STATED GOAL: Where a line holds "Count", copy it.

>>>

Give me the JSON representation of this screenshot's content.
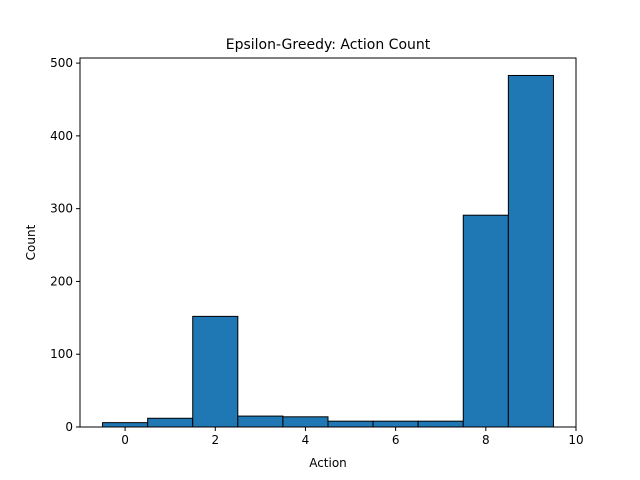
{
  "chart_data": {
    "type": "bar",
    "title": "Epsilon-Greedy: Action Count",
    "xlabel": "Action",
    "ylabel": "Count",
    "categories": [
      0,
      1,
      2,
      3,
      4,
      5,
      6,
      7,
      8,
      9
    ],
    "values": [
      6,
      12,
      152,
      15,
      14,
      8,
      8,
      8,
      291,
      483
    ],
    "xlim": [
      -1.0,
      10
    ],
    "ylim": [
      0,
      507
    ],
    "xticks": [
      0,
      2,
      4,
      6,
      8,
      10
    ],
    "yticks": [
      0,
      100,
      200,
      300,
      400,
      500
    ],
    "grid": false,
    "bar_color": "#1f77b4",
    "edge_color": "#000000"
  }
}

<<<

SOLUTION TO THIS PROBLEM:
    "title": "Epsilon-Greedy: Action Count",
    "ylabel": "Count",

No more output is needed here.